### Data rows:
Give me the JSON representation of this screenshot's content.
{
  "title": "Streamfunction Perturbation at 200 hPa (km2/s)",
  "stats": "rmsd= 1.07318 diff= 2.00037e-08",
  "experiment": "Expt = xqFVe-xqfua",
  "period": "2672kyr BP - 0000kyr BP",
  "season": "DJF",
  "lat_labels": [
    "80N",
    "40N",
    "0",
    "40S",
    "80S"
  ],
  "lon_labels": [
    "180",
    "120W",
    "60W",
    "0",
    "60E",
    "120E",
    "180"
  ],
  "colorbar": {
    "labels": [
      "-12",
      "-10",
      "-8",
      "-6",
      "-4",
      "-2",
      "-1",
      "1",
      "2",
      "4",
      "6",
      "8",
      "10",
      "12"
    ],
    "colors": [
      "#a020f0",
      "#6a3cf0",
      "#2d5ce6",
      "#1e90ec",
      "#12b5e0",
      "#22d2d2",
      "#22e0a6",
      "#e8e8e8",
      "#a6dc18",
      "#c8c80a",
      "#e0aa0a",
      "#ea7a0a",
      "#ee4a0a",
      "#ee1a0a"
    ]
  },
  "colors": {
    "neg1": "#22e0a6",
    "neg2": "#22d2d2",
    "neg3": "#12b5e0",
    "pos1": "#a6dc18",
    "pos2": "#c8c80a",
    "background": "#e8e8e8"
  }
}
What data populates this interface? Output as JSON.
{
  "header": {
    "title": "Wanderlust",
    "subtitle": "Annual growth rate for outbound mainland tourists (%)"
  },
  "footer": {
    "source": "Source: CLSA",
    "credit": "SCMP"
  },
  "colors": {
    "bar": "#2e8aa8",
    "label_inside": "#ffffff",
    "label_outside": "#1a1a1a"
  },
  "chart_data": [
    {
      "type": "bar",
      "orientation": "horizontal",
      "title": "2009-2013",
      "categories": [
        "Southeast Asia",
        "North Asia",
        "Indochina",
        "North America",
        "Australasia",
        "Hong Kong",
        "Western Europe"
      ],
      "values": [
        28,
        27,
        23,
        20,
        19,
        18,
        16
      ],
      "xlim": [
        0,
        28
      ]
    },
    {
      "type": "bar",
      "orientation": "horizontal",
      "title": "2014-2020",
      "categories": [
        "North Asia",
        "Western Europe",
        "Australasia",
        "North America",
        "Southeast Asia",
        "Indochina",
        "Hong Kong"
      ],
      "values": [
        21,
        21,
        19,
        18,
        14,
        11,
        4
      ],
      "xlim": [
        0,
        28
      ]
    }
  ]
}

### Work required:
Retype the listing. Match it exactly.

### Exercise result:
Give me the JSON representation of this screenshot's content.
{
  "title": "Streamfunction Perturbation at 200 hPa (km2/s)",
  "stats": "rmsd= 1.07318 diff= 2.00037e-08",
  "experiment": "Expt = xqFVe-xqfua",
  "period": "2672kyr BP - 0000kyr BP",
  "season": "DJF",
  "lat_labels": [
    "80N",
    "40N",
    "0",
    "40S",
    "80S"
  ],
  "lon_labels": [
    "180",
    "120W",
    "60W",
    "0",
    "60E",
    "120E",
    "180"
  ],
  "colorbar": {
    "labels": [
      "-12",
      "-10",
      "-8",
      "-6",
      "-4",
      "-2",
      "-1",
      "1",
      "2",
      "4",
      "6",
      "8",
      "10",
      "12"
    ],
    "colors": [
      "#a020f0",
      "#6a3cf0",
      "#2d5ce6",
      "#1e90ec",
      "#12b5e0",
      "#22d2d2",
      "#22e0a6",
      "#e8e8e8",
      "#a6dc18",
      "#c8c80a",
      "#e0aa0a",
      "#ea7a0a",
      "#ee4a0a",
      "#ee1a0a"
    ]
  },
  "colors": {
    "neg1": "#22e0a6",
    "neg2": "#22d2d2",
    "neg3": "#12b5e0",
    "pos1": "#a6dc18",
    "pos2": "#c8c80a",
    "background": "#e8e8e8"
  }
}
What data populates this interface? Output as JSON.
{
  "header": {
    "title": "Wanderlust",
    "subtitle": "Annual growth rate for outbound mainland tourists (%)"
  },
  "footer": {
    "source": "Source: CLSA",
    "credit": "SCMP"
  },
  "colors": {
    "bar": "#2e8aa8",
    "label_inside": "#ffffff",
    "label_outside": "#1a1a1a"
  },
  "chart_data": [
    {
      "type": "bar",
      "orientation": "horizontal",
      "title": "2009-2013",
      "categories": [
        "Southeast Asia",
        "North Asia",
        "Indochina",
        "North America",
        "Australasia",
        "Hong Kong",
        "Western Europe"
      ],
      "values": [
        28,
        27,
        23,
        20,
        19,
        18,
        16
      ],
      "xlim": [
        0,
        28
      ]
    },
    {
      "type": "bar",
      "orientation": "horizontal",
      "title": "2014-2020",
      "categories": [
        "North Asia",
        "Western Europe",
        "Australasia",
        "North America",
        "Southeast Asia",
        "Indochina",
        "Hong Kong"
      ],
      "values": [
        21,
        21,
        19,
        18,
        14,
        11,
        4
      ],
      "xlim": [
        0,
        28
      ]
    }
  ]
}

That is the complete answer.